GOAL OF THE EXERCISE: Copy every entry word for word, but skip the pictures.

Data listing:
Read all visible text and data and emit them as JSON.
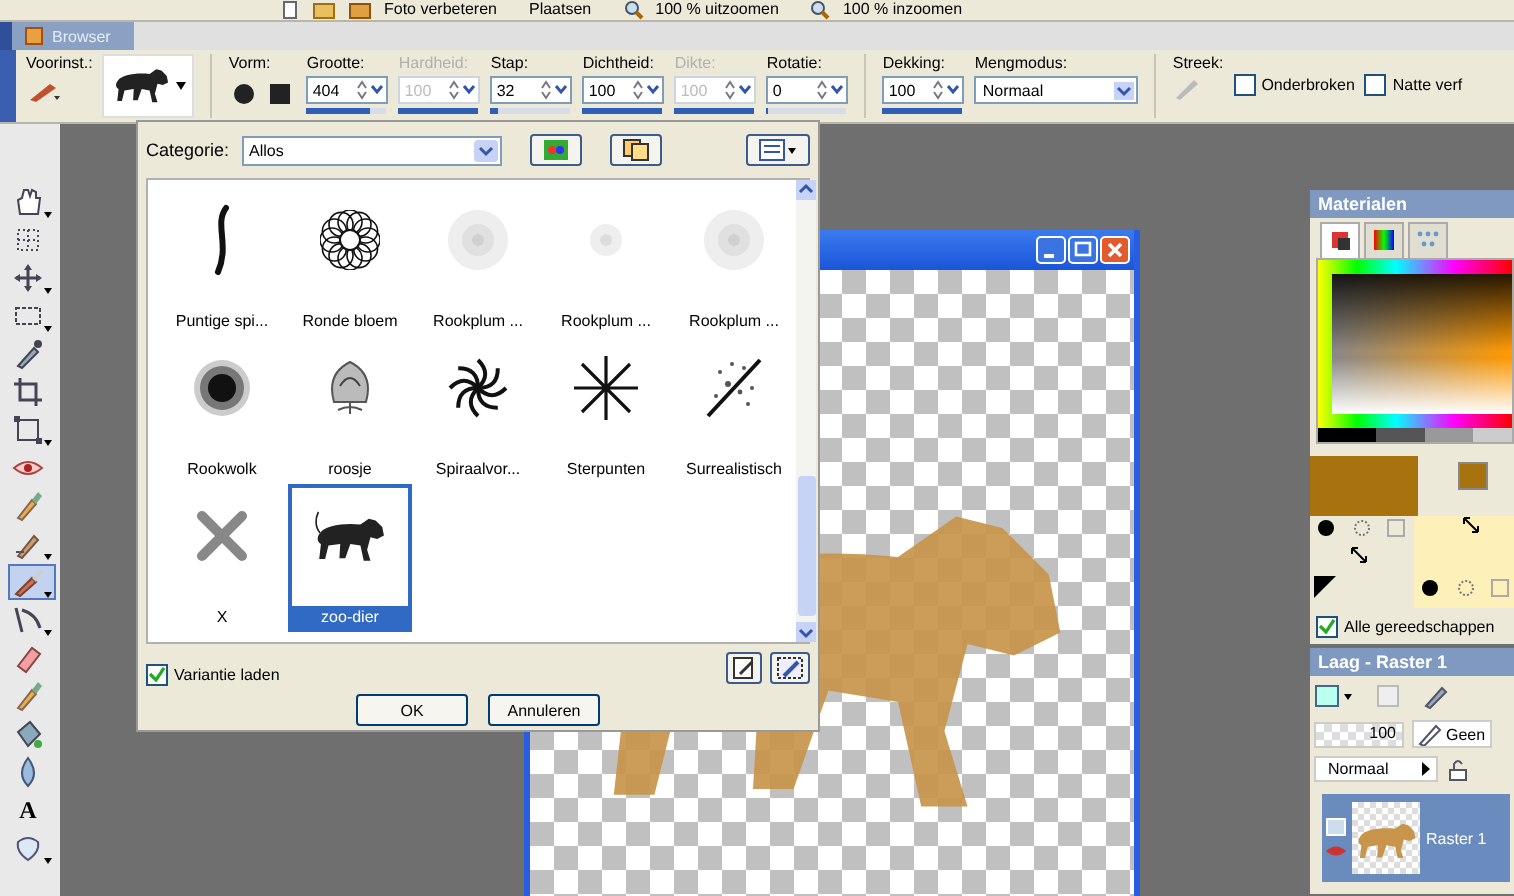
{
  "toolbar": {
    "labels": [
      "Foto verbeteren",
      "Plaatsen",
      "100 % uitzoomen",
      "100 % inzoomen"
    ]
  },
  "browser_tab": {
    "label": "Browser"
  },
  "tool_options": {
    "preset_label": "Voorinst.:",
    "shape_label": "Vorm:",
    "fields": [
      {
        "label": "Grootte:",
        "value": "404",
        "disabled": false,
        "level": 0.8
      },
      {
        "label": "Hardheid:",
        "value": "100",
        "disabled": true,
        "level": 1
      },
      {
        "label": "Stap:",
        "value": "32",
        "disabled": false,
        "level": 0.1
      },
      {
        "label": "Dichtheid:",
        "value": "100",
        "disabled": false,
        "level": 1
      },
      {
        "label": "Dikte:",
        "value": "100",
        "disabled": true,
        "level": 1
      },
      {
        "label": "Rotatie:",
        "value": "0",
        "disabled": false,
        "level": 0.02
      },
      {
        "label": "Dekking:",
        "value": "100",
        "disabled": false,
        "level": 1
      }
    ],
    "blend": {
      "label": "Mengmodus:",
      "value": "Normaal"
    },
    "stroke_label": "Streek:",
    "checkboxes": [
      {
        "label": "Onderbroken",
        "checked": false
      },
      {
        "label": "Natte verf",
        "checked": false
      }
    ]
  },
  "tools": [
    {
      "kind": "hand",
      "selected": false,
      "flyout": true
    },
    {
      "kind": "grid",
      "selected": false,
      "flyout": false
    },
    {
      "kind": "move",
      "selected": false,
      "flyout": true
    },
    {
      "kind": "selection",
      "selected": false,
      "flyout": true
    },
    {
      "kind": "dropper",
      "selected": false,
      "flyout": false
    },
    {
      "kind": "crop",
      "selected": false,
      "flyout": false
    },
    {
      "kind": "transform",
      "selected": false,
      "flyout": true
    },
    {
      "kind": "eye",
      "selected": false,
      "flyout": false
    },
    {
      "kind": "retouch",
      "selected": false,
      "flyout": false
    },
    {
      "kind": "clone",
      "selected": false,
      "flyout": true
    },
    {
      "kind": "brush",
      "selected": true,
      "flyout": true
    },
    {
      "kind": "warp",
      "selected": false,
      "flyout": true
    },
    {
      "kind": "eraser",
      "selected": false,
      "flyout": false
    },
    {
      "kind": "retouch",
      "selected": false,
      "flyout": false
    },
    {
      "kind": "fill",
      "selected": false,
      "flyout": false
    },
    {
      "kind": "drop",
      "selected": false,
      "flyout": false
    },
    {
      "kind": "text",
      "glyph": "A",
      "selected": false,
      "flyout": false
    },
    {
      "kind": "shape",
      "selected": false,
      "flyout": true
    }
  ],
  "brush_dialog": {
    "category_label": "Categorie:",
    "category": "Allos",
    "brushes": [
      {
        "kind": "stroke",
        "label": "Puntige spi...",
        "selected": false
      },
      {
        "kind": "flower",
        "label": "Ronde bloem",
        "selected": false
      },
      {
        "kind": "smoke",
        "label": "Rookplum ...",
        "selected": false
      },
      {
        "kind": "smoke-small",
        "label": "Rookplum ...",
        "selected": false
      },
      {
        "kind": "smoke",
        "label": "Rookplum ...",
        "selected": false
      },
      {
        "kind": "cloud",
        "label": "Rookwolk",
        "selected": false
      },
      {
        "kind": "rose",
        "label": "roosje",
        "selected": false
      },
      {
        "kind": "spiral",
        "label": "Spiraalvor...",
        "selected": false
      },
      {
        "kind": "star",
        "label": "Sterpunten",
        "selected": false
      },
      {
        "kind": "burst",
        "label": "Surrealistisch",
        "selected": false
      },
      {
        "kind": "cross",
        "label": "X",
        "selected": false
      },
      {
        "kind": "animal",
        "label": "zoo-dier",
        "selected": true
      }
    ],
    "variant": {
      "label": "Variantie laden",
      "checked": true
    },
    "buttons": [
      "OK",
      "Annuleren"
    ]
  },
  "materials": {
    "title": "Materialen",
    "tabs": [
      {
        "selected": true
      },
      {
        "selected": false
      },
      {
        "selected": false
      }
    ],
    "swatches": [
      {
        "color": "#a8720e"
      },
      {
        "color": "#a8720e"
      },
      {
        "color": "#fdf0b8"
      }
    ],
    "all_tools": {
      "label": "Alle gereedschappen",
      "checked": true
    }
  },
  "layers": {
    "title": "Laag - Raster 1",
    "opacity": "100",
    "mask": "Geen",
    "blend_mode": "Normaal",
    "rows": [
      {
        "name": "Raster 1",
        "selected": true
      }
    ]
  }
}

SOLUTION FOR THIS TASK:
Read all visible text and data and emit them as JSON.
{
  "toolbar": {
    "labels": [
      "Foto verbeteren",
      "Plaatsen",
      "100 % uitzoomen",
      "100 % inzoomen"
    ]
  },
  "browser_tab": {
    "label": "Browser"
  },
  "tool_options": {
    "preset_label": "Voorinst.:",
    "shape_label": "Vorm:",
    "fields": [
      {
        "label": "Grootte:",
        "value": "404",
        "disabled": false,
        "level": 0.8
      },
      {
        "label": "Hardheid:",
        "value": "100",
        "disabled": true,
        "level": 1
      },
      {
        "label": "Stap:",
        "value": "32",
        "disabled": false,
        "level": 0.1
      },
      {
        "label": "Dichtheid:",
        "value": "100",
        "disabled": false,
        "level": 1
      },
      {
        "label": "Dikte:",
        "value": "100",
        "disabled": true,
        "level": 1
      },
      {
        "label": "Rotatie:",
        "value": "0",
        "disabled": false,
        "level": 0.02
      },
      {
        "label": "Dekking:",
        "value": "100",
        "disabled": false,
        "level": 1
      }
    ],
    "blend": {
      "label": "Mengmodus:",
      "value": "Normaal"
    },
    "stroke_label": "Streek:",
    "checkboxes": [
      {
        "label": "Onderbroken",
        "checked": false
      },
      {
        "label": "Natte verf",
        "checked": false
      }
    ]
  },
  "tools": [
    {
      "kind": "hand",
      "selected": false,
      "flyout": true
    },
    {
      "kind": "grid",
      "selected": false,
      "flyout": false
    },
    {
      "kind": "move",
      "selected": false,
      "flyout": true
    },
    {
      "kind": "selection",
      "selected": false,
      "flyout": true
    },
    {
      "kind": "dropper",
      "selected": false,
      "flyout": false
    },
    {
      "kind": "crop",
      "selected": false,
      "flyout": false
    },
    {
      "kind": "transform",
      "selected": false,
      "flyout": true
    },
    {
      "kind": "eye",
      "selected": false,
      "flyout": false
    },
    {
      "kind": "retouch",
      "selected": false,
      "flyout": false
    },
    {
      "kind": "clone",
      "selected": false,
      "flyout": true
    },
    {
      "kind": "brush",
      "selected": true,
      "flyout": true
    },
    {
      "kind": "warp",
      "selected": false,
      "flyout": true
    },
    {
      "kind": "eraser",
      "selected": false,
      "flyout": false
    },
    {
      "kind": "retouch",
      "selected": false,
      "flyout": false
    },
    {
      "kind": "fill",
      "selected": false,
      "flyout": false
    },
    {
      "kind": "drop",
      "selected": false,
      "flyout": false
    },
    {
      "kind": "text",
      "glyph": "A",
      "selected": false,
      "flyout": false
    },
    {
      "kind": "shape",
      "selected": false,
      "flyout": true
    }
  ],
  "brush_dialog": {
    "category_label": "Categorie:",
    "category": "Allos",
    "brushes": [
      {
        "kind": "stroke",
        "label": "Puntige spi...",
        "selected": false
      },
      {
        "kind": "flower",
        "label": "Ronde bloem",
        "selected": false
      },
      {
        "kind": "smoke",
        "label": "Rookplum ...",
        "selected": false
      },
      {
        "kind": "smoke-small",
        "label": "Rookplum ...",
        "selected": false
      },
      {
        "kind": "smoke",
        "label": "Rookplum ...",
        "selected": false
      },
      {
        "kind": "cloud",
        "label": "Rookwolk",
        "selected": false
      },
      {
        "kind": "rose",
        "label": "roosje",
        "selected": false
      },
      {
        "kind": "spiral",
        "label": "Spiraalvor...",
        "selected": false
      },
      {
        "kind": "star",
        "label": "Sterpunten",
        "selected": false
      },
      {
        "kind": "burst",
        "label": "Surrealistisch",
        "selected": false
      },
      {
        "kind": "cross",
        "label": "X",
        "selected": false
      },
      {
        "kind": "animal",
        "label": "zoo-dier",
        "selected": true
      }
    ],
    "variant": {
      "label": "Variantie laden",
      "checked": true
    },
    "buttons": [
      "OK",
      "Annuleren"
    ]
  },
  "materials": {
    "title": "Materialen",
    "tabs": [
      {
        "selected": true
      },
      {
        "selected": false
      },
      {
        "selected": false
      }
    ],
    "swatches": [
      {
        "color": "#a8720e"
      },
      {
        "color": "#a8720e"
      },
      {
        "color": "#fdf0b8"
      }
    ],
    "all_tools": {
      "label": "Alle gereedschappen",
      "checked": true
    }
  },
  "layers": {
    "title": "Laag - Raster 1",
    "opacity": "100",
    "mask": "Geen",
    "blend_mode": "Normaal",
    "rows": [
      {
        "name": "Raster 1",
        "selected": true
      }
    ]
  }
}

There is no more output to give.